» Instructions for the task
Keep only the lines that hold the string "name", filtering out the rest of the entries below.

» Extracted material
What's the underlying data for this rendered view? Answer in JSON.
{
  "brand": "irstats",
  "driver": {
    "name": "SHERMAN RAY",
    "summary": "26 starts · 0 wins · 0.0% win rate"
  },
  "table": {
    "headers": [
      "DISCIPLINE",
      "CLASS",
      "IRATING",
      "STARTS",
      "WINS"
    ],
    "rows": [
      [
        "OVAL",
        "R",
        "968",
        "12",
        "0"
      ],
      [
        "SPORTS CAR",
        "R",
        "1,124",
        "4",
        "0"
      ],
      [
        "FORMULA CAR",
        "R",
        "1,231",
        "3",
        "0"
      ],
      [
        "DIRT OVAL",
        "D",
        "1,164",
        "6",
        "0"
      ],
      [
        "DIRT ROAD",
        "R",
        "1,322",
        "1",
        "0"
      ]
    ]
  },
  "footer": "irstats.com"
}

--

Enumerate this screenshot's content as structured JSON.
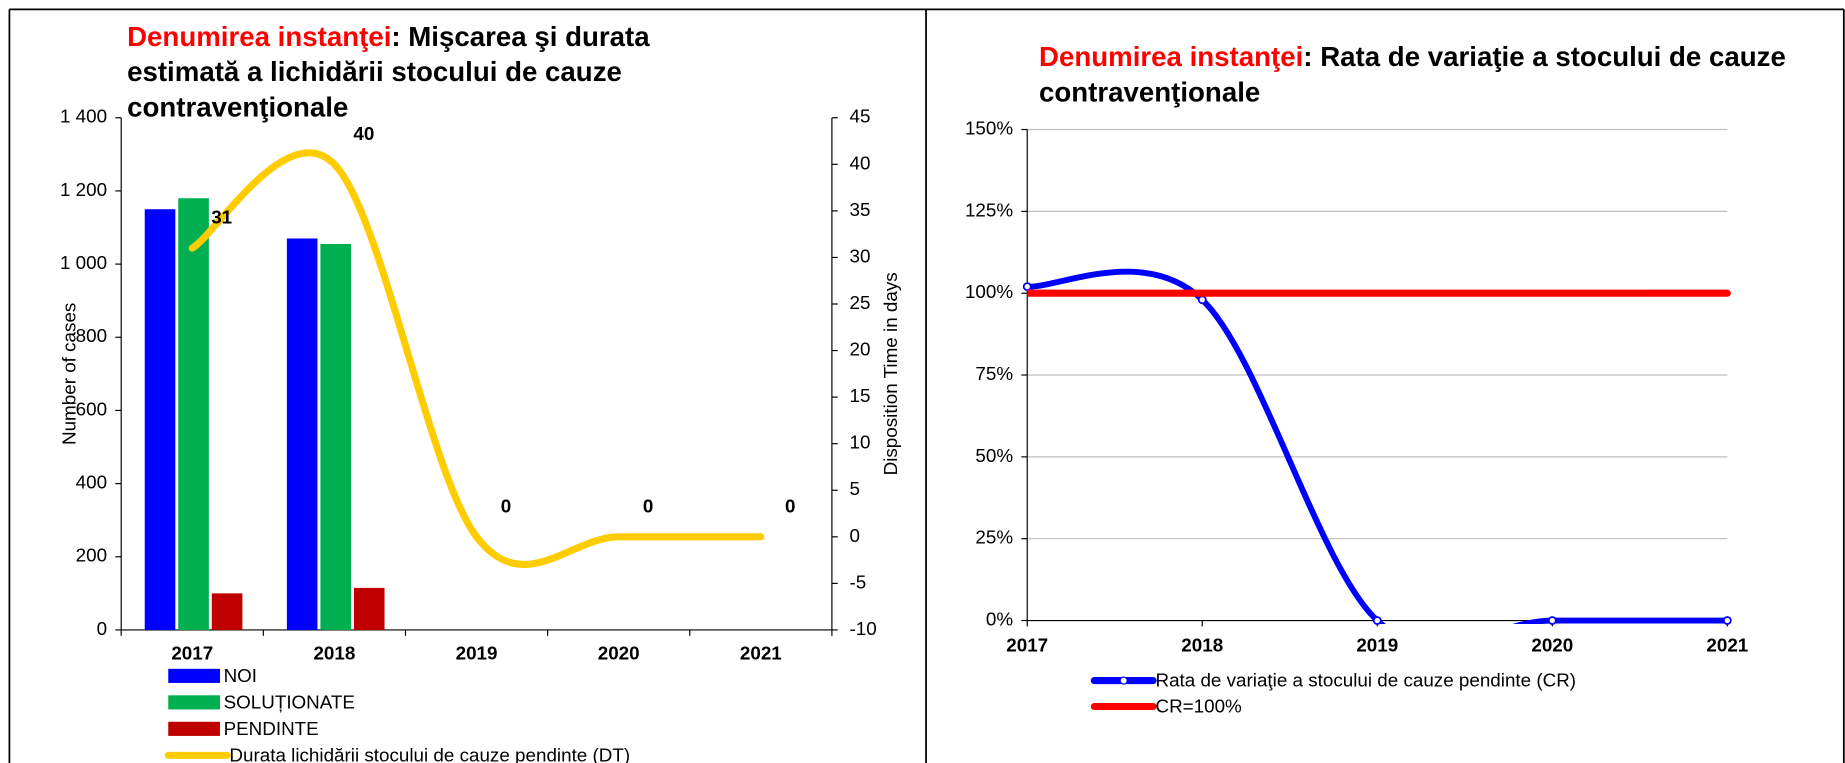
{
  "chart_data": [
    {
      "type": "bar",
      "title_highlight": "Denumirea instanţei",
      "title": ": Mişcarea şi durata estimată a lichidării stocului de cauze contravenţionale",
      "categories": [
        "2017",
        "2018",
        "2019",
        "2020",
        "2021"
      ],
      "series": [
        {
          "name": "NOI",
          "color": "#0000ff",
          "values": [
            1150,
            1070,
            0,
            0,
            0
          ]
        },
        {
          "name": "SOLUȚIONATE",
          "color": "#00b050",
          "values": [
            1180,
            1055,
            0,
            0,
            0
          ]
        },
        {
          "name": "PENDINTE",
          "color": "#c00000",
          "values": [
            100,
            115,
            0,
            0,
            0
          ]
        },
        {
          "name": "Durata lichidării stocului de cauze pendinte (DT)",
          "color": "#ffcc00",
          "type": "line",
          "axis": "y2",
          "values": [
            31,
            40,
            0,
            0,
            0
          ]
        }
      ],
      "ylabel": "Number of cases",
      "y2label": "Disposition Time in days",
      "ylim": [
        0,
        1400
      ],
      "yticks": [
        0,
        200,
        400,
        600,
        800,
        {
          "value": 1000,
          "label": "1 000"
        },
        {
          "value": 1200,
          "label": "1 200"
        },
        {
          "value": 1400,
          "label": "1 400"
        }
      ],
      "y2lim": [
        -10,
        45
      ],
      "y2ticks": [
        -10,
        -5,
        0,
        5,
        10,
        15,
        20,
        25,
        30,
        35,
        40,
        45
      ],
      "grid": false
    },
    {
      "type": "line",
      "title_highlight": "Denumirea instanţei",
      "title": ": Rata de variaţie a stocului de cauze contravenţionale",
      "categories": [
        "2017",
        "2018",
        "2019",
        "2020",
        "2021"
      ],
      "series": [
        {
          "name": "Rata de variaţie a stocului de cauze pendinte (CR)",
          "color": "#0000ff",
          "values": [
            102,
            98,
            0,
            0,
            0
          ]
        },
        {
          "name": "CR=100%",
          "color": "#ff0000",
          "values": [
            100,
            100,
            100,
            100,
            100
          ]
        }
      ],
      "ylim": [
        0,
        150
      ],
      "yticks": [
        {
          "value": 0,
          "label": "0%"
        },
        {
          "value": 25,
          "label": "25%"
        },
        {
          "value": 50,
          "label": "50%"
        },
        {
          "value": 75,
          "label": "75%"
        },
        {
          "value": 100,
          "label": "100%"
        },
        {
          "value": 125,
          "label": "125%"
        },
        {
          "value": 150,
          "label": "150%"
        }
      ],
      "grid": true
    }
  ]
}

...

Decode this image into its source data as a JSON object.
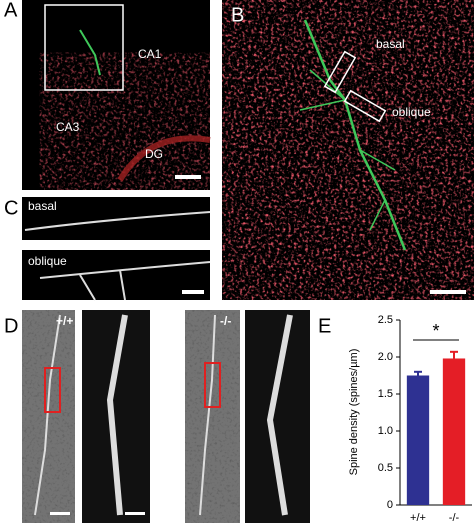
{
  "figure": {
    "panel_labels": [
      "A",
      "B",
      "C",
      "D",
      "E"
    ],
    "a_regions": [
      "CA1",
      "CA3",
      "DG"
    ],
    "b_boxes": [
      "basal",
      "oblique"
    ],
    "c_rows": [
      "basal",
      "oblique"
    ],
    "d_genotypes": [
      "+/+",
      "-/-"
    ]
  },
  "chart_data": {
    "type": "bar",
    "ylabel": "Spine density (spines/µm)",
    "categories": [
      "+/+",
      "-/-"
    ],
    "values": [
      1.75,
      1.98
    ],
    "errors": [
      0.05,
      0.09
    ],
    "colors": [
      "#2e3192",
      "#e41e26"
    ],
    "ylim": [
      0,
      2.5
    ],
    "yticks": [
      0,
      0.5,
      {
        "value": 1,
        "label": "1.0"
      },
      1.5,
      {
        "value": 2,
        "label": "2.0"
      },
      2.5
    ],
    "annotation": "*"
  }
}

» Correct answer
    "name": "SHERMAN RAY",
          "name": "NOI",
          "name": "SOLUȚIONATE",
          "name": "PENDINTE",
          "name": "Durata lichidării stocului de cauze pendinte (DT)",
          "name": "Rata de variaţie a stocului de cauze pendinte (CR)",
          "name": "CR=100%",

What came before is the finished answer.